» **WHAT YOU HAVE TO DO**:
Output, please, every line from the line that holds "OCR this image." to the end, exactly as written.

[Extracted data entries]
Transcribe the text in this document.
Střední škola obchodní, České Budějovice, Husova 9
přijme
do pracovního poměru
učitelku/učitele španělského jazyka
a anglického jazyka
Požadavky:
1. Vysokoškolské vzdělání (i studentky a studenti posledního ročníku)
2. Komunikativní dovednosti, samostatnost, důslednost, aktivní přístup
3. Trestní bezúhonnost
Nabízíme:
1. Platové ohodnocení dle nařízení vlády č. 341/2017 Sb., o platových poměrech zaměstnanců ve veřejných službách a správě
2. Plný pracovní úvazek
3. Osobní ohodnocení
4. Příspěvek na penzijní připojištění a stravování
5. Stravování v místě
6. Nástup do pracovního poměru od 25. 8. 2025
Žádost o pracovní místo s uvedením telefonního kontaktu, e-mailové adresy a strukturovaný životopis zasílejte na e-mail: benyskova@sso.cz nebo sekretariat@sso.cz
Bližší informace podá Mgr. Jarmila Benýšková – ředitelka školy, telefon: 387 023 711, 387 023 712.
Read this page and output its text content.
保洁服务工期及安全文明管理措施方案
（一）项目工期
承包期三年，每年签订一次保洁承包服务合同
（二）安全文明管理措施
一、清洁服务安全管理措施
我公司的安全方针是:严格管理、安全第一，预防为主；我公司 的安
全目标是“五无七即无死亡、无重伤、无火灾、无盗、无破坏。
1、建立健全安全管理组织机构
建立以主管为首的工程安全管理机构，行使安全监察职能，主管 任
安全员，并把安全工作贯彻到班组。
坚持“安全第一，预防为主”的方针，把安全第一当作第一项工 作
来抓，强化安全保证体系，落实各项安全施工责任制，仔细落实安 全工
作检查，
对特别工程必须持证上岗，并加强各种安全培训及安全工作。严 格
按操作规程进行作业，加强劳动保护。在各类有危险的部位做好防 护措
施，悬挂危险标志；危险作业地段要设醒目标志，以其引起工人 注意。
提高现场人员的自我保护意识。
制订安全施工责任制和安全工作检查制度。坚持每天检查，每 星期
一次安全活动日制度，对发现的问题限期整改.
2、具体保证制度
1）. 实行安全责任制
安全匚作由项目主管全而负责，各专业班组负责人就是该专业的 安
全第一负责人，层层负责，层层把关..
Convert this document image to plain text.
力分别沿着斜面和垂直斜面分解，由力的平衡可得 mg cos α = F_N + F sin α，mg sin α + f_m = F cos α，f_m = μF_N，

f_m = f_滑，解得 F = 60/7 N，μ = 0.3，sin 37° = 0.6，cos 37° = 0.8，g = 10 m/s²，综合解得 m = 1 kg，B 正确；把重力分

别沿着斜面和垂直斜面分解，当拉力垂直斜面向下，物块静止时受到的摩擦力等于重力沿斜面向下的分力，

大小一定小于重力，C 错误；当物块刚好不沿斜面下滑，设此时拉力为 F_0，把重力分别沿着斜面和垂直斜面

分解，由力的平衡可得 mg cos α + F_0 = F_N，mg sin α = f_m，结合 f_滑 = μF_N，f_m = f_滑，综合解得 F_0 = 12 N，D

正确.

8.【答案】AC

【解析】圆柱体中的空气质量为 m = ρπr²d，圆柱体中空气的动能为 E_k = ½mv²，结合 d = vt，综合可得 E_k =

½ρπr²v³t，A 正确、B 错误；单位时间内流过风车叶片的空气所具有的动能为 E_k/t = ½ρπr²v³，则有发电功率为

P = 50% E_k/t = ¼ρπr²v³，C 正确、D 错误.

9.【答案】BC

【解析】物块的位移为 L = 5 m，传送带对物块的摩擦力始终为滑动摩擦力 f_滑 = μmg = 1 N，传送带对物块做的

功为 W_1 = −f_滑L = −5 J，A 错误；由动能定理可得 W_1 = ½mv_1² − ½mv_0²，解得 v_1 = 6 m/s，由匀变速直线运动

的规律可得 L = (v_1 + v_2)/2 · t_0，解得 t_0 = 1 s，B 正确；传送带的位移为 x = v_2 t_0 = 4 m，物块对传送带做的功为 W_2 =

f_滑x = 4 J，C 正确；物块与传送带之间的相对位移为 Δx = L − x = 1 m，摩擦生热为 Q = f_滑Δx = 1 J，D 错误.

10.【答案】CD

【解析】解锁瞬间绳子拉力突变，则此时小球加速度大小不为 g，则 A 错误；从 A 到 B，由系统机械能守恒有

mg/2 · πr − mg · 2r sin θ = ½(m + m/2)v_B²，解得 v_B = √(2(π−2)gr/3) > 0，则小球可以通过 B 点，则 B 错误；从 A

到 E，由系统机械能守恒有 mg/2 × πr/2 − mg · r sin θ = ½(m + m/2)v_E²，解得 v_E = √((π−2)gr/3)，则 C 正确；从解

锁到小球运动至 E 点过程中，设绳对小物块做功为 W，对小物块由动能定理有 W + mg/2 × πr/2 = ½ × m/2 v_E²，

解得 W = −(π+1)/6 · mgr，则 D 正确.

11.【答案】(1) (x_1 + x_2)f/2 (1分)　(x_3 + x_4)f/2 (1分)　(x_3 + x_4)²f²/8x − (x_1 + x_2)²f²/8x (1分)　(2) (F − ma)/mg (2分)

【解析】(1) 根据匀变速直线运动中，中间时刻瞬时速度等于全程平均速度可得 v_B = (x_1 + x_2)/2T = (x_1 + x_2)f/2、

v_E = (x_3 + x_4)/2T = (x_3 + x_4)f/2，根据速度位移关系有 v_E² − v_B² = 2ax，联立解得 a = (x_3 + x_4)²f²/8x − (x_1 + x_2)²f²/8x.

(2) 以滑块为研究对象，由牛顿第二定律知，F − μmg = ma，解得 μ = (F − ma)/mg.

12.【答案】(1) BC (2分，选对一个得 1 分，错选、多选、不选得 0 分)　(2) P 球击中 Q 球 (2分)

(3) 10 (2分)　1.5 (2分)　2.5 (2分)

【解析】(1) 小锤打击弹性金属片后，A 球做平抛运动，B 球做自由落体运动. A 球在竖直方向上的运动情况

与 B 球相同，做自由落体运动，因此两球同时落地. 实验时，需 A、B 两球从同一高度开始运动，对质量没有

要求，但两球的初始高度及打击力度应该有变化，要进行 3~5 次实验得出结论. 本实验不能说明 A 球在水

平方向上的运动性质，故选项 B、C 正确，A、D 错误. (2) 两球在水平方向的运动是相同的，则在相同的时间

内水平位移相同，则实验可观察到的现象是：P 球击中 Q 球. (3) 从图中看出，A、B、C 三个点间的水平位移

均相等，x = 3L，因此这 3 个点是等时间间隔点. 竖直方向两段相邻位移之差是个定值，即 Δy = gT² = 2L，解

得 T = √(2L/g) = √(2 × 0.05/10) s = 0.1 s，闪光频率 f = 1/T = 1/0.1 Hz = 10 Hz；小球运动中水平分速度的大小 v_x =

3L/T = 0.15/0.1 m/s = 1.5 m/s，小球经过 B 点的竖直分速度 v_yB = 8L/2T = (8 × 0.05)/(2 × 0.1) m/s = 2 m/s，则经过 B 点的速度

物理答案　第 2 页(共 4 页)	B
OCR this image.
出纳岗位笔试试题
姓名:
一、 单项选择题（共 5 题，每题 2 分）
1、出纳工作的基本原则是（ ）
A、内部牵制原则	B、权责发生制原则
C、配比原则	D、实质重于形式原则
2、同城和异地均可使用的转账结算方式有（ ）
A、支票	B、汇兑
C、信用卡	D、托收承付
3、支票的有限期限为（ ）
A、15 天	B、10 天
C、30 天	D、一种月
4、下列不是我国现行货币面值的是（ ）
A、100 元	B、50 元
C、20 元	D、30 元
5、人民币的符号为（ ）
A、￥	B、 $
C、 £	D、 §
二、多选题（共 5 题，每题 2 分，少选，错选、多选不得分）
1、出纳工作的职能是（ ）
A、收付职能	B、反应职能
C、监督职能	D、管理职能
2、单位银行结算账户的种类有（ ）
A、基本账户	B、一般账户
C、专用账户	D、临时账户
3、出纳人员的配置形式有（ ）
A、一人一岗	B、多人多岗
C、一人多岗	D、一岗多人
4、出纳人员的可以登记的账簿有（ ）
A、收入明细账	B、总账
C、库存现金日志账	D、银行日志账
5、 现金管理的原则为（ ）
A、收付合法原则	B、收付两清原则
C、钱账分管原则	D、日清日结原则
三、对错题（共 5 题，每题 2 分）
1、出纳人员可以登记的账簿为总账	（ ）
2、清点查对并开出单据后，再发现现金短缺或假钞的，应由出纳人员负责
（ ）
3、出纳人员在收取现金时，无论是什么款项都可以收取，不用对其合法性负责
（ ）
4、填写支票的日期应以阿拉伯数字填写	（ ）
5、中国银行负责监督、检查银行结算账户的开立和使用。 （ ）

» **ANSWER**:
OCR this image.
出纳岗位笔试试题
姓名:
一、 单项选择题（共 5 题，每题 2 分）
1、出纳工作的基本原则是（ ）
A、内部牵制原则	B、权责发生制原则
C、配比原则	D、实质重于形式原则
2、同城和异地均可使用的转账结算方式有（ ）
A、支票	B、汇兑
C、信用卡	D、托收承付
3、支票的有限期限为（ ）
A、15 天	B、10 天
C、30 天	D、一种月
4、下列不是我国现行货币面值的是（ ）
A、100 元	B、50 元
C、20 元	D、30 元
5、人民币的符号为（ ）
A、￥	B、 $
C、 £	D、 §
二、多选题（共 5 题，每题 2 分，少选，错选、多选不得分）
1、出纳工作的职能是（ ）
A、收付职能	B、反应职能
C、监督职能	D、管理职能
2、单位银行结算账户的种类有（ ）
A、基本账户	B、一般账户
C、专用账户	D、临时账户
3、出纳人员的配置形式有（ ）
A、一人一岗	B、多人多岗
C、一人多岗	D、一岗多人
4、出纳人员的可以登记的账簿有（ ）
A、收入明细账	B、总账
C、库存现金日志账	D、银行日志账
5、 现金管理的原则为（ ）
A、收付合法原则	B、收付两清原则
C、钱账分管原则	D、日清日结原则
三、对错题（共 5 题，每题 2 分）
1、出纳人员可以登记的账簿为总账	（ ）
2、清点查对并开出单据后，再发现现金短缺或假钞的，应由出纳人员负责
（ ）
3、出纳人员在收取现金时，无论是什么款项都可以收取，不用对其合法性负责
（ ）
4、填写支票的日期应以阿拉伯数字填写	（ ）
5、中国银行负责监督、检查银行结算账户的开立和使用。 （ ）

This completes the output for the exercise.